* Start Listed entries *

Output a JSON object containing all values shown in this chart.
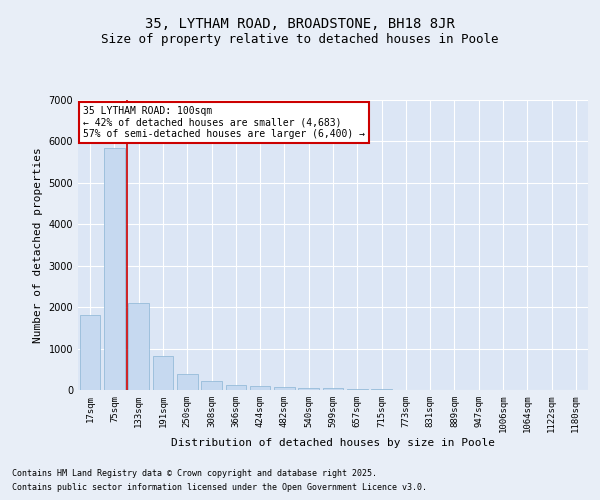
{
  "title": "35, LYTHAM ROAD, BROADSTONE, BH18 8JR",
  "subtitle": "Size of property relative to detached houses in Poole",
  "xlabel": "Distribution of detached houses by size in Poole",
  "ylabel": "Number of detached properties",
  "categories": [
    "17sqm",
    "75sqm",
    "133sqm",
    "191sqm",
    "250sqm",
    "308sqm",
    "366sqm",
    "424sqm",
    "482sqm",
    "540sqm",
    "599sqm",
    "657sqm",
    "715sqm",
    "773sqm",
    "831sqm",
    "889sqm",
    "947sqm",
    "1006sqm",
    "1064sqm",
    "1122sqm",
    "1180sqm"
  ],
  "bar_heights": [
    1800,
    5850,
    2100,
    830,
    380,
    220,
    130,
    100,
    80,
    60,
    50,
    30,
    20,
    10,
    8,
    5,
    3,
    2,
    2,
    1,
    0
  ],
  "bar_color": "#c6d9f0",
  "bar_edge_color": "#8ab4d4",
  "vline_x": 1.5,
  "vline_color": "#cc0000",
  "annotation_text": "35 LYTHAM ROAD: 100sqm\n← 42% of detached houses are smaller (4,683)\n57% of semi-detached houses are larger (6,400) →",
  "annotation_box_color": "#ffffff",
  "annotation_box_edge": "#cc0000",
  "ylim": [
    0,
    7000
  ],
  "yticks": [
    0,
    1000,
    2000,
    3000,
    4000,
    5000,
    6000,
    7000
  ],
  "background_color": "#dce6f5",
  "fig_background_color": "#e8eef7",
  "grid_color": "#ffffff",
  "title_fontsize": 10,
  "subtitle_fontsize": 9,
  "footer_line1": "Contains HM Land Registry data © Crown copyright and database right 2025.",
  "footer_line2": "Contains public sector information licensed under the Open Government Licence v3.0."
}
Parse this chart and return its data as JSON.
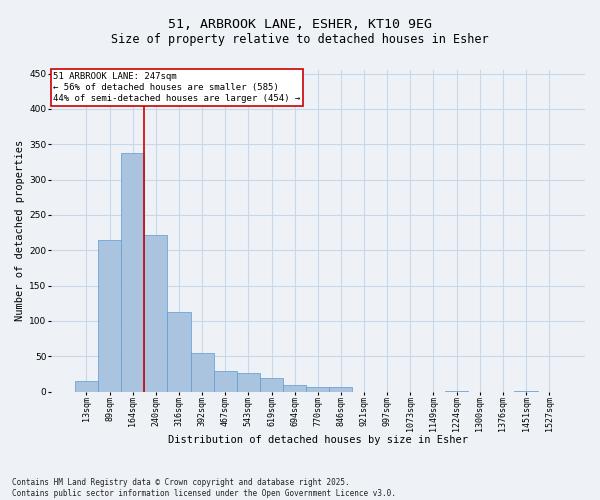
{
  "title_line1": "51, ARBROOK LANE, ESHER, KT10 9EG",
  "title_line2": "Size of property relative to detached houses in Esher",
  "xlabel": "Distribution of detached houses by size in Esher",
  "ylabel": "Number of detached properties",
  "categories": [
    "13sqm",
    "89sqm",
    "164sqm",
    "240sqm",
    "316sqm",
    "392sqm",
    "467sqm",
    "543sqm",
    "619sqm",
    "694sqm",
    "770sqm",
    "846sqm",
    "921sqm",
    "997sqm",
    "1073sqm",
    "1149sqm",
    "1224sqm",
    "1300sqm",
    "1376sqm",
    "1451sqm",
    "1527sqm"
  ],
  "values": [
    15,
    215,
    338,
    222,
    113,
    55,
    29,
    26,
    19,
    9,
    6,
    6,
    0,
    0,
    0,
    0,
    1,
    0,
    0,
    1,
    0
  ],
  "bar_color": "#aac4e0",
  "bar_edge_color": "#5b9bd5",
  "grid_color": "#c8d8e8",
  "background_color": "#eef2f7",
  "vline_x_index": 3,
  "vline_color": "#cc0000",
  "annotation_text": "51 ARBROOK LANE: 247sqm\n← 56% of detached houses are smaller (585)\n44% of semi-detached houses are larger (454) →",
  "annotation_box_color": "#ffffff",
  "annotation_border_color": "#cc0000",
  "ylim": [
    0,
    455
  ],
  "yticks": [
    0,
    50,
    100,
    150,
    200,
    250,
    300,
    350,
    400,
    450
  ],
  "footer_text": "Contains HM Land Registry data © Crown copyright and database right 2025.\nContains public sector information licensed under the Open Government Licence v3.0.",
  "title_fontsize": 9.5,
  "subtitle_fontsize": 8.5,
  "tick_fontsize": 6,
  "label_fontsize": 7.5,
  "annotation_fontsize": 6.5,
  "footer_fontsize": 5.5
}
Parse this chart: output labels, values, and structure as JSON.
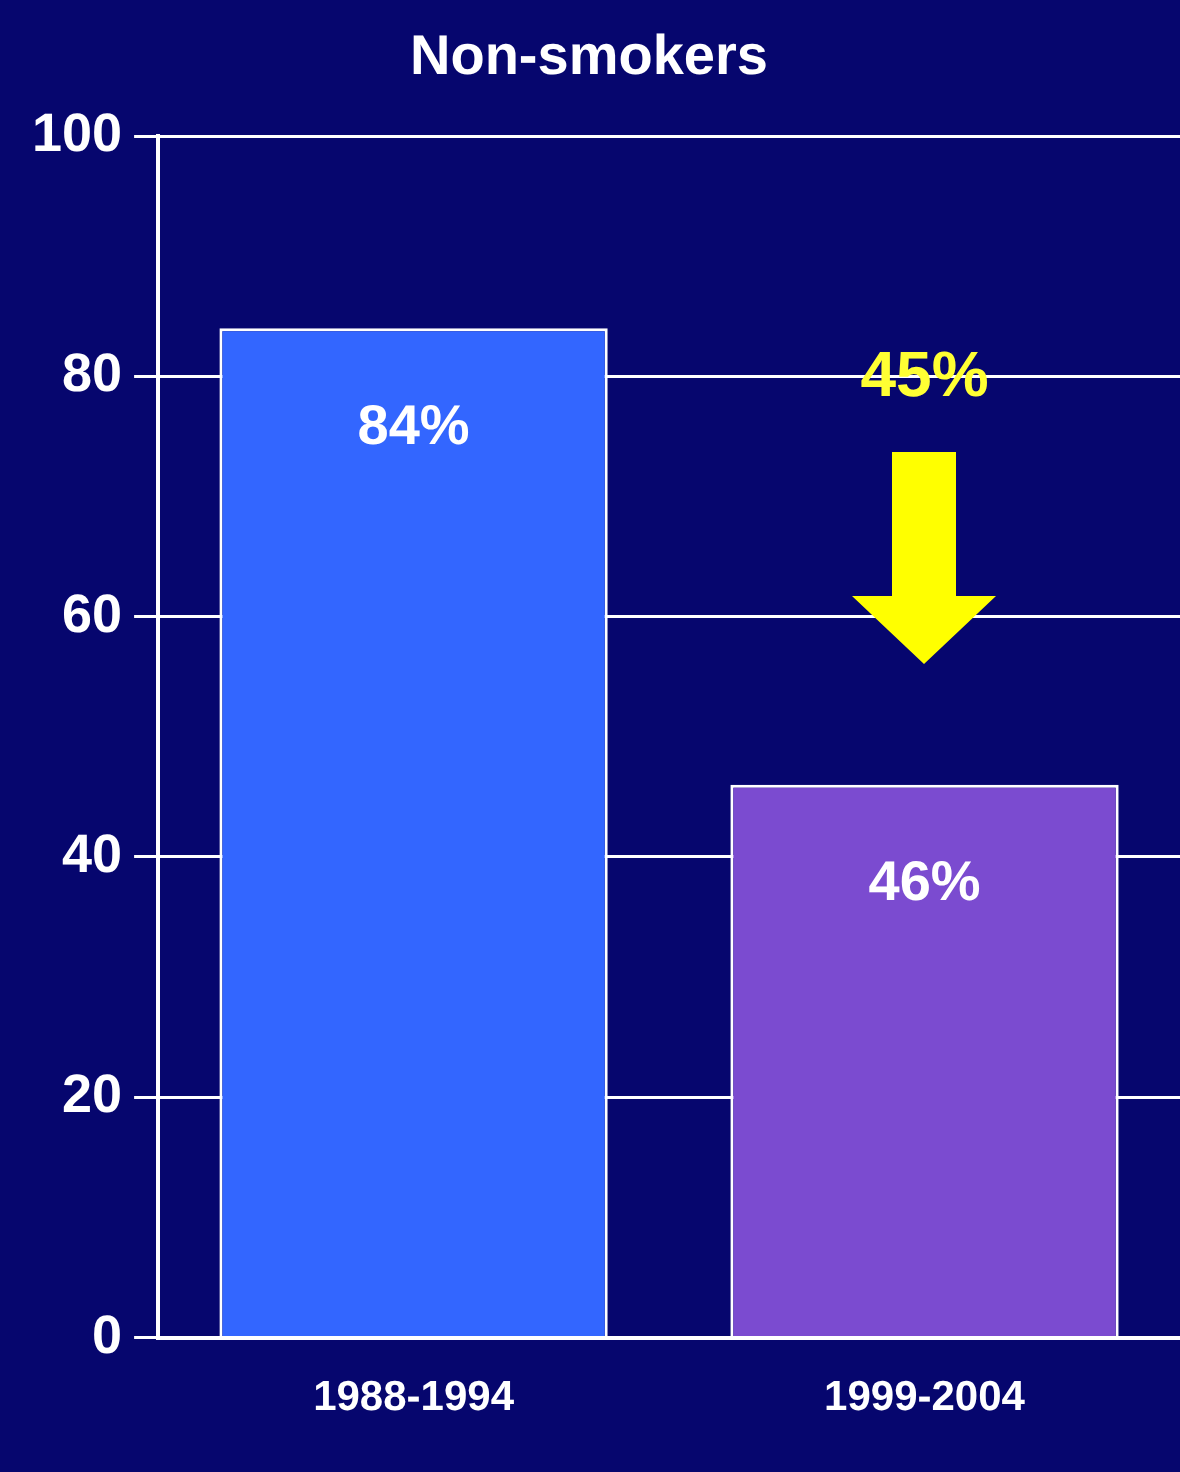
{
  "chart_data": {
    "type": "bar",
    "title": "Non-smokers",
    "categories": [
      "1988-1994",
      "1999-2004"
    ],
    "values": [
      84,
      46
    ],
    "colors": [
      "#3366ff",
      "#7b4bd0"
    ],
    "value_labels": [
      "84%",
      "46%"
    ],
    "ylim": [
      0,
      100
    ],
    "yticks": [
      0,
      20,
      40,
      60,
      80,
      100
    ],
    "grid": "y",
    "annotations": [
      "45%"
    ]
  }
}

* End Listed entries *

Reproduce each entry precisely, dropping only the pictures.

Final result >>
Output a JSON object containing all values shown in this chart.
{
  "title": "35, LYTHAM ROAD, BROADSTONE, BH18 8JR",
  "subtitle": "Size of property relative to detached houses in Poole",
  "xlabel": "Distribution of detached houses by size in Poole",
  "ylabel": "Number of detached properties",
  "categories": [
    "17sqm",
    "75sqm",
    "133sqm",
    "191sqm",
    "250sqm",
    "308sqm",
    "366sqm",
    "424sqm",
    "482sqm",
    "540sqm",
    "599sqm",
    "657sqm",
    "715sqm",
    "773sqm",
    "831sqm",
    "889sqm",
    "947sqm",
    "1006sqm",
    "1064sqm",
    "1122sqm",
    "1180sqm"
  ],
  "bar_heights": [
    1800,
    5850,
    2100,
    830,
    380,
    220,
    130,
    100,
    80,
    60,
    50,
    30,
    20,
    10,
    8,
    5,
    3,
    2,
    2,
    1,
    0
  ],
  "bar_color": "#c6d9f0",
  "bar_edge_color": "#8ab4d4",
  "vline_x": 1.5,
  "vline_color": "#cc0000",
  "annotation_text": "35 LYTHAM ROAD: 100sqm\n← 42% of detached houses are smaller (4,683)\n57% of semi-detached houses are larger (6,400) →",
  "annotation_box_color": "#ffffff",
  "annotation_box_edge": "#cc0000",
  "ylim": [
    0,
    7000
  ],
  "yticks": [
    0,
    1000,
    2000,
    3000,
    4000,
    5000,
    6000,
    7000
  ],
  "background_color": "#dce6f5",
  "fig_background_color": "#e8eef7",
  "grid_color": "#ffffff",
  "title_fontsize": 10,
  "subtitle_fontsize": 9,
  "footer_line1": "Contains HM Land Registry data © Crown copyright and database right 2025.",
  "footer_line2": "Contains public sector information licensed under the Open Government Licence v3.0."
}
Parse this chart and return its data as JSON.
{
  "title_line1": "51, ARBROOK LANE, ESHER, KT10 9EG",
  "title_line2": "Size of property relative to detached houses in Esher",
  "xlabel": "Distribution of detached houses by size in Esher",
  "ylabel": "Number of detached properties",
  "categories": [
    "13sqm",
    "89sqm",
    "164sqm",
    "240sqm",
    "316sqm",
    "392sqm",
    "467sqm",
    "543sqm",
    "619sqm",
    "694sqm",
    "770sqm",
    "846sqm",
    "921sqm",
    "997sqm",
    "1073sqm",
    "1149sqm",
    "1224sqm",
    "1300sqm",
    "1376sqm",
    "1451sqm",
    "1527sqm"
  ],
  "values": [
    15,
    215,
    338,
    222,
    113,
    55,
    29,
    26,
    19,
    9,
    6,
    6,
    0,
    0,
    0,
    0,
    1,
    0,
    0,
    1,
    0
  ],
  "bar_color": "#aac4e0",
  "bar_edge_color": "#5b9bd5",
  "grid_color": "#c8d8e8",
  "background_color": "#eef2f7",
  "vline_x_index": 3,
  "vline_color": "#cc0000",
  "annotation_text": "51 ARBROOK LANE: 247sqm\n← 56% of detached houses are smaller (585)\n44% of semi-detached houses are larger (454) →",
  "annotation_box_color": "#ffffff",
  "annotation_border_color": "#cc0000",
  "ylim": [
    0,
    455
  ],
  "yticks": [
    0,
    50,
    100,
    150,
    200,
    250,
    300,
    350,
    400,
    450
  ],
  "footer_text": "Contains HM Land Registry data © Crown copyright and database right 2025.\nContains public sector information licensed under the Open Government Licence v3.0.",
  "title_fontsize": 9.5,
  "subtitle_fontsize": 8.5,
  "tick_fontsize": 6,
  "label_fontsize": 7.5,
  "annotation_fontsize": 6.5,
  "footer_fontsize": 5.5
}
Parse this chart: output labels, values, and structure as JSON.
{
  "chart_data": {
    "type": "bar",
    "title": "Non-smokers",
    "categories": [
      "1988-1994",
      "1999-2004"
    ],
    "values": [
      84,
      46
    ],
    "colors": [
      "#3366ff",
      "#7b4bd0"
    ],
    "value_labels": [
      "84%",
      "46%"
    ],
    "ylim": [
      0,
      100
    ],
    "yticks": [
      0,
      20,
      40,
      60,
      80,
      100
    ],
    "grid": "y",
    "annotations": [
      "45%"
    ]
  }
}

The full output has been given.